Task goal: Repeat each line exactly as it is written.

Source material:
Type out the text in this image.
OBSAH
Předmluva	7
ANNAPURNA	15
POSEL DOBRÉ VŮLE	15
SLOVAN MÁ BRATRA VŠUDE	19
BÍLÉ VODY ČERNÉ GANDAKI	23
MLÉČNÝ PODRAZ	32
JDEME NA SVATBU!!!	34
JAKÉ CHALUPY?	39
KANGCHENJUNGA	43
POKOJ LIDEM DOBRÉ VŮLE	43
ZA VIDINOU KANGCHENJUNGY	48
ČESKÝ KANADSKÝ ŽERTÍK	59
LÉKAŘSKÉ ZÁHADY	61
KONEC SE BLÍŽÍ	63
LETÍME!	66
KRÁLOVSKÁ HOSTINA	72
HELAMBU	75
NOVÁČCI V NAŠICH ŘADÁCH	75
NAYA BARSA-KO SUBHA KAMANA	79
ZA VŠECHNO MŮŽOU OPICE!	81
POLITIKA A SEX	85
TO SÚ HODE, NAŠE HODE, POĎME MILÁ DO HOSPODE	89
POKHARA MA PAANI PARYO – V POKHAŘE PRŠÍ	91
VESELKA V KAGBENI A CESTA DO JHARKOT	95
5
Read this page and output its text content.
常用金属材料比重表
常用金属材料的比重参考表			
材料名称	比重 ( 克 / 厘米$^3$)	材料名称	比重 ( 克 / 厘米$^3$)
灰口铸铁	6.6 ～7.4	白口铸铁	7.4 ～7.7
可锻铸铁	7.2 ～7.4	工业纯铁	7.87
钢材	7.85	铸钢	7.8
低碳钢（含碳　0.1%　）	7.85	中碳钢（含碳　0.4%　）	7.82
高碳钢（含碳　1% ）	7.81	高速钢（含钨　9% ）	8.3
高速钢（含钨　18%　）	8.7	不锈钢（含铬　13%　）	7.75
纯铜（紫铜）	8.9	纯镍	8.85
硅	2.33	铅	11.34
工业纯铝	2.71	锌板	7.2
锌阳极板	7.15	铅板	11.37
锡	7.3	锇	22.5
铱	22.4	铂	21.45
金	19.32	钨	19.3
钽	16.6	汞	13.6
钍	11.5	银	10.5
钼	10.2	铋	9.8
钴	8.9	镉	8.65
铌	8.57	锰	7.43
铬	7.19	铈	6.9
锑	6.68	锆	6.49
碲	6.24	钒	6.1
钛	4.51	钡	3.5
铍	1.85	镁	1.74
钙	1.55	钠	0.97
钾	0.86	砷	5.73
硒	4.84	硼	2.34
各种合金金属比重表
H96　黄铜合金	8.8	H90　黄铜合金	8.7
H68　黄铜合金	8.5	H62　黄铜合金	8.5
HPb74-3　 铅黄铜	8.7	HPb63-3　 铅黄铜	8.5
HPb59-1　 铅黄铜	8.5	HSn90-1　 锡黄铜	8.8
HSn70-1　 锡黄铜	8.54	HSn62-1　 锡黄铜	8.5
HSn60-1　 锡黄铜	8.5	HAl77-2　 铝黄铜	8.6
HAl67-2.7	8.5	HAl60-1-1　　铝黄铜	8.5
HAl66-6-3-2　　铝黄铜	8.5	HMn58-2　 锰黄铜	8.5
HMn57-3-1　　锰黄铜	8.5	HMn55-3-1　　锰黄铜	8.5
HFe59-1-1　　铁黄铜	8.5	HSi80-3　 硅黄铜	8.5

The answer:
Type out the text in this image.
OBSAH
Předmluva	7
ANNAPURNA	15
POSEL DOBRÉ VŮLE	15
SLOVAN MÁ BRATRA VŠUDE	19
BÍLÉ VODY ČERNÉ GANDAKI	23
MLÉČNÝ PODRAZ	32
JDEME NA SVATBU!!!	34
JAKÉ CHALUPY?	39
KANGCHENJUNGA	43
POKOJ LIDEM DOBRÉ VŮLE	43
ZA VIDINOU KANGCHENJUNGY	48
ČESKÝ KANADSKÝ ŽERTÍK	59
LÉKAŘSKÉ ZÁHADY	61
KONEC SE BLÍŽÍ	63
LETÍME!	66
KRÁLOVSKÁ HOSTINA	72
HELAMBU	75
NOVÁČCI V NAŠICH ŘADÁCH	75
NAYA BARSA-KO SUBHA KAMANA	79
ZA VŠECHNO MŮŽOU OPICE!	81
POLITIKA A SEX	85
TO SÚ HODE, NAŠE HODE, POĎME MILÁ DO HOSPODE	89
POKHARA MA PAANI PARYO – V POKHAŘE PRŠÍ	91
VESELKA V KAGBENI A CESTA DO JHARKOT	95
5
Read this page and output its text content.
常用金属材料比重表
常用金属材料的比重参考表			
材料名称	比重 ( 克 / 厘米$^3$)	材料名称	比重 ( 克 / 厘米$^3$)
灰口铸铁	6.6 ～7.4	白口铸铁	7.4 ～7.7
可锻铸铁	7.2 ～7.4	工业纯铁	7.87
钢材	7.85	铸钢	7.8
低碳钢（含碳　0.1%　）	7.85	中碳钢（含碳　0.4%　）	7.82
高碳钢（含碳　1% ）	7.81	高速钢（含钨　9% ）	8.3
高速钢（含钨　18%　）	8.7	不锈钢（含铬　13%　）	7.75
纯铜（紫铜）	8.9	纯镍	8.85
硅	2.33	铅	11.34
工业纯铝	2.71	锌板	7.2
锌阳极板	7.15	铅板	11.37
锡	7.3	锇	22.5
铱	22.4	铂	21.45
金	19.32	钨	19.3
钽	16.6	汞	13.6
钍	11.5	银	10.5
钼	10.2	铋	9.8
钴	8.9	镉	8.65
铌	8.57	锰	7.43
铬	7.19	铈	6.9
锑	6.68	锆	6.49
碲	6.24	钒	6.1
钛	4.51	钡	3.5
铍	1.85	镁	1.74
钙	1.55	钠	0.97
钾	0.86	砷	5.73
硒	4.84	硼	2.34
各种合金金属比重表
H96　黄铜合金	8.8	H90　黄铜合金	8.7
H68　黄铜合金	8.5	H62　黄铜合金	8.5
HPb74-3　 铅黄铜	8.7	HPb63-3　 铅黄铜	8.5
HPb59-1　 铅黄铜	8.5	HSn90-1　 锡黄铜	8.8
HSn70-1　 锡黄铜	8.54	HSn62-1　 锡黄铜	8.5
HSn60-1　 锡黄铜	8.5	HAl77-2　 铝黄铜	8.6
HAl67-2.7	8.5	HAl60-1-1　　铝黄铜	8.5
HAl66-6-3-2　　铝黄铜	8.5	HMn58-2　 锰黄铜	8.5
HMn57-3-1　　锰黄铜	8.5	HMn55-3-1　　锰黄铜	8.5
HFe59-1-1　　铁黄铜	8.5	HSi80-3　 硅黄铜	8.5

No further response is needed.